*SET EXERCISE:* Repeat the records below exactly, leaving out every picture.

*EXERCISE INPUTS:*

--- --- ---

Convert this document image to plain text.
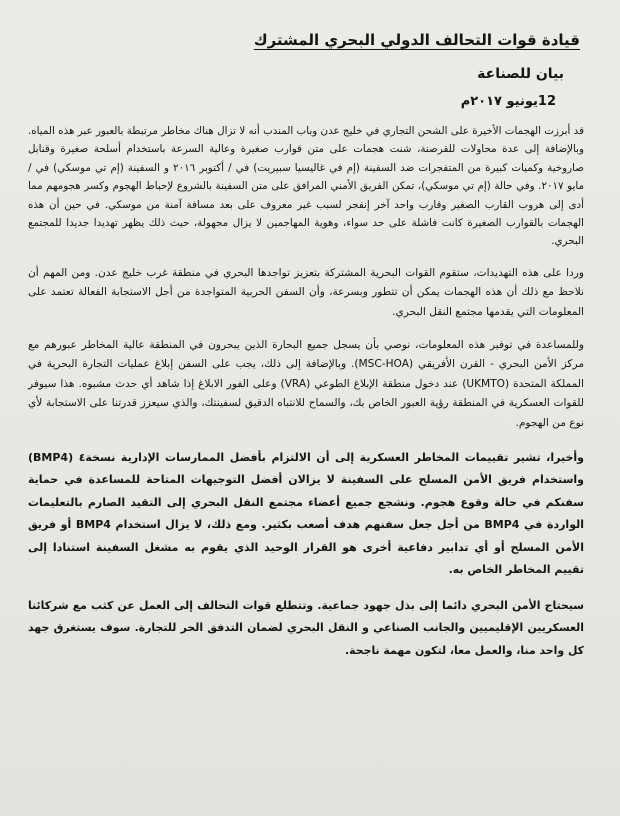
قيادة قوات التحالف الدولي البحري المشترك
بيان للصناعة
12يونيو ٢٠١٧م

قد أبرزت الهجمات الأخيرة على الشحن التجاري في خليج عدن وباب المندب أنه لا تزال هناك مخاطر مرتبطة بالعبور عبر هذه المياه. وبالإضافة إلى عدة محاولات للقرصنة، شنت هجمات على متن قوارب صغيرة وعالية السرعة باستخدام أسلحة صغيرة وقنابل صاروخية وكميات كبيرة من المتفجرات ضد السفينة (إم في غاليسيا سبيريت) في / أكتوبر ٢٠١٦ و السفينة (إم تي موسكي) في / مايو ٢٠١٧. وفي حالة (إم تي موسكي)، تمكن الفريق الأمني المرافق على متن السفينة بالشروع لإحباط الهجوم وكسر هجومهم مما أدى إلى هروب القارب الصغير وقارب واحد آخر إنفجر لسبب غير معروف على بعد مسافة آمنة من موسكي. في حين أن هذه الهجمات بالقوارب الصغيرة كانت فاشلة على حد سواء، وهوية المهاجمين لا يزال مجهولة، حيث ذلك يظهر تهديدا جديدا للمجتمع البحري.

وردا على هذه التهديدات، ستقوم القوات البحرية المشتركة بتعزيز تواجدها البحري في منطقة غرب خليج عدن. ومن المهم أن نلاحظ مع ذلك أن هذه الهجمات يمكن أن تتطور وبسرعة، وأن السفن الحربية المتواجدة من أجل الاستجابة الفعالة تعتمد على المعلومات التي يقدمها مجتمع النقل البحري.

وللمساعدة في توفير هذه المعلومات، نوصي بأن يسجل جميع البحارة الذين يبحرون في المنطقة عالية المخاطر عبورهم مع مركز الأمن البحري - القرن الأفريقي (MSC-HOA). وبالإضافة إلى ذلك، يجب على السفن إبلاغ عمليات التجارة البحرية في المملكة المتحدة (UKMTO) عند دخول منطقة الإبلاغ الطوعي (VRA) وعلى الفور الابلاغ إذا شاهد أي حدث مشبوه. هذا سيوفر للقوات العسكرية في المنطقة رؤية العبور الخاص بك، والسماح للانتباه الدقيق لسفينتك، والذي سيعزز قدرتنا على الاستجابة لأي نوع من الهجوم.

وأخيرا، تشير تقييمات المخاطر العسكرية إلى أن الالتزام بأفضل الممارسات الإدارية نسخة٤ (BMP4) واستخدام فريق الأمن المسلح على السفينة لا يزالان أفضل التوجيهات المتاحة للمساعدة في حماية سفنكم في حالة وقوع هجوم. ونشجع جميع أعضاء مجتمع النقل البحري إلى التقيد الصارم بالتعليمات الواردة في BMP4 من أجل جعل سفنهم هدف أصعب بكثير. ومع ذلك، لا يزال استخدام BMP4 أو فريق الأمن المسلح أو أي تدابير دفاعية أخرى هو القرار الوحيد الذي يقوم به مشغل السفينة استنادا إلى تقييم المخاطر الخاص به.

سيحتاج الأمن البحري دائما إلى بذل جهود جماعية. وتتطلع قوات التحالف إلى العمل عن كثب مع شركائنا العسكريين الإقليميين والجانب الصناعي و النقل البحري لضمان التدفق الحر للتجارة. سوف يستغرق جهد كل واحد منا، والعمل معا، لتكون مهمة ناجحة.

--- --- ---

*ANSWER FOR THIS EXERCISE:*
Convert this document image to plain text.
قيادة قوات التحالف الدولي البحري المشترك
بيان للصناعة
12يونيو ٢٠١٧م

قد أبرزت الهجمات الأخيرة على الشحن التجاري في خليج عدن وباب المندب أنه لا تزال هناك مخاطر مرتبطة بالعبور عبر هذه المياه. وبالإضافة إلى عدة محاولات للقرصنة، شنت هجمات على متن قوارب صغيرة وعالية السرعة باستخدام أسلحة صغيرة وقنابل صاروخية وكميات كبيرة من المتفجرات ضد السفينة (إم في غاليسيا سبيريت) في / أكتوبر ٢٠١٦ و السفينة (إم تي موسكي) في / مايو ٢٠١٧. وفي حالة (إم تي موسكي)، تمكن الفريق الأمني المرافق على متن السفينة بالشروع لإحباط الهجوم وكسر هجومهم مما أدى إلى هروب القارب الصغير وقارب واحد آخر إنفجر لسبب غير معروف على بعد مسافة آمنة من موسكي. في حين أن هذه الهجمات بالقوارب الصغيرة كانت فاشلة على حد سواء، وهوية المهاجمين لا يزال مجهولة، حيث ذلك يظهر تهديدا جديدا للمجتمع البحري.

وردا على هذه التهديدات، ستقوم القوات البحرية المشتركة بتعزيز تواجدها البحري في منطقة غرب خليج عدن. ومن المهم أن نلاحظ مع ذلك أن هذه الهجمات يمكن أن تتطور وبسرعة، وأن السفن الحربية المتواجدة من أجل الاستجابة الفعالة تعتمد على المعلومات التي يقدمها مجتمع النقل البحري.

وللمساعدة في توفير هذه المعلومات، نوصي بأن يسجل جميع البحارة الذين يبحرون في المنطقة عالية المخاطر عبورهم مع مركز الأمن البحري - القرن الأفريقي (MSC-HOA). وبالإضافة إلى ذلك، يجب على السفن إبلاغ عمليات التجارة البحرية في المملكة المتحدة (UKMTO) عند دخول منطقة الإبلاغ الطوعي (VRA) وعلى الفور الابلاغ إذا شاهد أي حدث مشبوه. هذا سيوفر للقوات العسكرية في المنطقة رؤية العبور الخاص بك، والسماح للانتباه الدقيق لسفينتك، والذي سيعزز قدرتنا على الاستجابة لأي نوع من الهجوم.

وأخيرا، تشير تقييمات المخاطر العسكرية إلى أن الالتزام بأفضل الممارسات الإدارية نسخة٤ (BMP4) واستخدام فريق الأمن المسلح على السفينة لا يزالان أفضل التوجيهات المتاحة للمساعدة في حماية سفنكم في حالة وقوع هجوم. ونشجع جميع أعضاء مجتمع النقل البحري إلى التقيد الصارم بالتعليمات الواردة في BMP4 من أجل جعل سفنهم هدف أصعب بكثير. ومع ذلك، لا يزال استخدام BMP4 أو فريق الأمن المسلح أو أي تدابير دفاعية أخرى هو القرار الوحيد الذي يقوم به مشغل السفينة استنادا إلى تقييم المخاطر الخاص به.

سيحتاج الأمن البحري دائما إلى بذل جهود جماعية. وتتطلع قوات التحالف إلى العمل عن كثب مع شركائنا العسكريين الإقليميين والجانب الصناعي و النقل البحري لضمان التدفق الحر للتجارة. سوف يستغرق جهد كل واحد منا، والعمل معا، لتكون مهمة ناجحة.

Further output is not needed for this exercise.